Your objective:
The records below should be written out again, exactly.

[begin Dataset records]

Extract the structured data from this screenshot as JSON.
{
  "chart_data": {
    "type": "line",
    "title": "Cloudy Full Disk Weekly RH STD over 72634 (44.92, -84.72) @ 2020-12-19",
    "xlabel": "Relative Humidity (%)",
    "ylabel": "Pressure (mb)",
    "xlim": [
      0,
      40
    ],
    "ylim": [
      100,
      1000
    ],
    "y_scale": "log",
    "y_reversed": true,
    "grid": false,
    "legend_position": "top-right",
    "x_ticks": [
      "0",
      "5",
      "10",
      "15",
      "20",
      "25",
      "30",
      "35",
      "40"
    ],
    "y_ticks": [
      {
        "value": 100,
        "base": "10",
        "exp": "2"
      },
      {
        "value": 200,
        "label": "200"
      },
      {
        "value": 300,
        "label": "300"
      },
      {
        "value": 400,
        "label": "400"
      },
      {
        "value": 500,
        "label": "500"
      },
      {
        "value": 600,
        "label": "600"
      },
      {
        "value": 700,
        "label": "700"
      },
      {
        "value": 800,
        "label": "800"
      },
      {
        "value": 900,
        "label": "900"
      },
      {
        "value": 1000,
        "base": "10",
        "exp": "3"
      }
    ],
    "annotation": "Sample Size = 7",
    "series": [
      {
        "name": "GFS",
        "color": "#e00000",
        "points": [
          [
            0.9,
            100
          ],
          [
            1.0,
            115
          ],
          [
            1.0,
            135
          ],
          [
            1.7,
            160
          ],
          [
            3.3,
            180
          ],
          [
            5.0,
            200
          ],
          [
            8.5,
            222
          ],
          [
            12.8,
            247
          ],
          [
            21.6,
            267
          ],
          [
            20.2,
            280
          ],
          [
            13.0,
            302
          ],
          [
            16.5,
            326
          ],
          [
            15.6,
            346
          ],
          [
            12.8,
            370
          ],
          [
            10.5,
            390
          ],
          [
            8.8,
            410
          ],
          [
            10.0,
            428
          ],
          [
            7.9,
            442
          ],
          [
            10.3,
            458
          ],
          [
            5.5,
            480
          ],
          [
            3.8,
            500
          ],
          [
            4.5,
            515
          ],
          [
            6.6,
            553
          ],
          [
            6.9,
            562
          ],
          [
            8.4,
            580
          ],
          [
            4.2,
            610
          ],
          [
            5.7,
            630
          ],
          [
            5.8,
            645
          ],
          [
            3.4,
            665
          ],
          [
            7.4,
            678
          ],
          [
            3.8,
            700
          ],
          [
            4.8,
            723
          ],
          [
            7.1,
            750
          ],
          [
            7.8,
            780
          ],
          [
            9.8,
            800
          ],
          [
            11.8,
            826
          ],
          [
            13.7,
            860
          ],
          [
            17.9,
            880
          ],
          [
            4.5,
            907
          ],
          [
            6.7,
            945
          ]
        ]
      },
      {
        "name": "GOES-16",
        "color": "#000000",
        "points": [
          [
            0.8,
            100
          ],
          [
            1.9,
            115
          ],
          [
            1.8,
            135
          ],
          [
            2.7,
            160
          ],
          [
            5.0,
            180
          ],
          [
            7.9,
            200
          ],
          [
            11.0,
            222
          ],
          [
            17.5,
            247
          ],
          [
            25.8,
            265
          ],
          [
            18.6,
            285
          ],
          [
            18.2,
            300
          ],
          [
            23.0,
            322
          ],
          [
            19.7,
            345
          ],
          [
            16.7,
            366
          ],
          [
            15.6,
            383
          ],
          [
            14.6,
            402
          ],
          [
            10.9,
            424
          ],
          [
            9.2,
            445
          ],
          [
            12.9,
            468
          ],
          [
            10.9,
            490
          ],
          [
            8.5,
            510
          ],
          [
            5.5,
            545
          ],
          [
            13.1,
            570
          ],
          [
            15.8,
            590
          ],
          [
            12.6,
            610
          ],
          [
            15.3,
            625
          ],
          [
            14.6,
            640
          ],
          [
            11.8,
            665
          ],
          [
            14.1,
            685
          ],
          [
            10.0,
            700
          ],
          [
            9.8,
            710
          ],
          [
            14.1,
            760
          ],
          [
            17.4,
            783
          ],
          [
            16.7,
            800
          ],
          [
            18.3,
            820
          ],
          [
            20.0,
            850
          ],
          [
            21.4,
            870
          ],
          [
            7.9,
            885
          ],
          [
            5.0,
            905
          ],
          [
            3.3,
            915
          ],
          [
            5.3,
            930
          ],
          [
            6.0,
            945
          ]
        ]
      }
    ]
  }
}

[end Dataset records]

Response to this task:
Extract the structured data from this screenshot as JSON.
{
  "chart_data": {
    "type": "line",
    "title": "Cloudy Full Disk Weekly RH STD over 72634 (44.92, -84.72) @ 2020-12-19",
    "xlabel": "Relative Humidity (%)",
    "ylabel": "Pressure (mb)",
    "xlim": [
      0,
      40
    ],
    "ylim": [
      100,
      1000
    ],
    "y_scale": "log",
    "y_reversed": true,
    "grid": false,
    "legend_position": "top-right",
    "x_ticks": [
      "0",
      "5",
      "10",
      "15",
      "20",
      "25",
      "30",
      "35",
      "40"
    ],
    "y_ticks": [
      {
        "value": 100,
        "base": "10",
        "exp": "2"
      },
      {
        "value": 200,
        "label": "200"
      },
      {
        "value": 300,
        "label": "300"
      },
      {
        "value": 400,
        "label": "400"
      },
      {
        "value": 500,
        "label": "500"
      },
      {
        "value": 600,
        "label": "600"
      },
      {
        "value": 700,
        "label": "700"
      },
      {
        "value": 800,
        "label": "800"
      },
      {
        "value": 900,
        "label": "900"
      },
      {
        "value": 1000,
        "base": "10",
        "exp": "3"
      }
    ],
    "annotation": "Sample Size = 7",
    "series": [
      {
        "name": "GFS",
        "color": "#e00000",
        "points": [
          [
            0.9,
            100
          ],
          [
            1.0,
            115
          ],
          [
            1.0,
            135
          ],
          [
            1.7,
            160
          ],
          [
            3.3,
            180
          ],
          [
            5.0,
            200
          ],
          [
            8.5,
            222
          ],
          [
            12.8,
            247
          ],
          [
            21.6,
            267
          ],
          [
            20.2,
            280
          ],
          [
            13.0,
            302
          ],
          [
            16.5,
            326
          ],
          [
            15.6,
            346
          ],
          [
            12.8,
            370
          ],
          [
            10.5,
            390
          ],
          [
            8.8,
            410
          ],
          [
            10.0,
            428
          ],
          [
            7.9,
            442
          ],
          [
            10.3,
            458
          ],
          [
            5.5,
            480
          ],
          [
            3.8,
            500
          ],
          [
            4.5,
            515
          ],
          [
            6.6,
            553
          ],
          [
            6.9,
            562
          ],
          [
            8.4,
            580
          ],
          [
            4.2,
            610
          ],
          [
            5.7,
            630
          ],
          [
            5.8,
            645
          ],
          [
            3.4,
            665
          ],
          [
            7.4,
            678
          ],
          [
            3.8,
            700
          ],
          [
            4.8,
            723
          ],
          [
            7.1,
            750
          ],
          [
            7.8,
            780
          ],
          [
            9.8,
            800
          ],
          [
            11.8,
            826
          ],
          [
            13.7,
            860
          ],
          [
            17.9,
            880
          ],
          [
            4.5,
            907
          ],
          [
            6.7,
            945
          ]
        ]
      },
      {
        "name": "GOES-16",
        "color": "#000000",
        "points": [
          [
            0.8,
            100
          ],
          [
            1.9,
            115
          ],
          [
            1.8,
            135
          ],
          [
            2.7,
            160
          ],
          [
            5.0,
            180
          ],
          [
            7.9,
            200
          ],
          [
            11.0,
            222
          ],
          [
            17.5,
            247
          ],
          [
            25.8,
            265
          ],
          [
            18.6,
            285
          ],
          [
            18.2,
            300
          ],
          [
            23.0,
            322
          ],
          [
            19.7,
            345
          ],
          [
            16.7,
            366
          ],
          [
            15.6,
            383
          ],
          [
            14.6,
            402
          ],
          [
            10.9,
            424
          ],
          [
            9.2,
            445
          ],
          [
            12.9,
            468
          ],
          [
            10.9,
            490
          ],
          [
            8.5,
            510
          ],
          [
            5.5,
            545
          ],
          [
            13.1,
            570
          ],
          [
            15.8,
            590
          ],
          [
            12.6,
            610
          ],
          [
            15.3,
            625
          ],
          [
            14.6,
            640
          ],
          [
            11.8,
            665
          ],
          [
            14.1,
            685
          ],
          [
            10.0,
            700
          ],
          [
            9.8,
            710
          ],
          [
            14.1,
            760
          ],
          [
            17.4,
            783
          ],
          [
            16.7,
            800
          ],
          [
            18.3,
            820
          ],
          [
            20.0,
            850
          ],
          [
            21.4,
            870
          ],
          [
            7.9,
            885
          ],
          [
            5.0,
            905
          ],
          [
            3.3,
            915
          ],
          [
            5.3,
            930
          ],
          [
            6.0,
            945
          ]
        ]
      }
    ]
  }
}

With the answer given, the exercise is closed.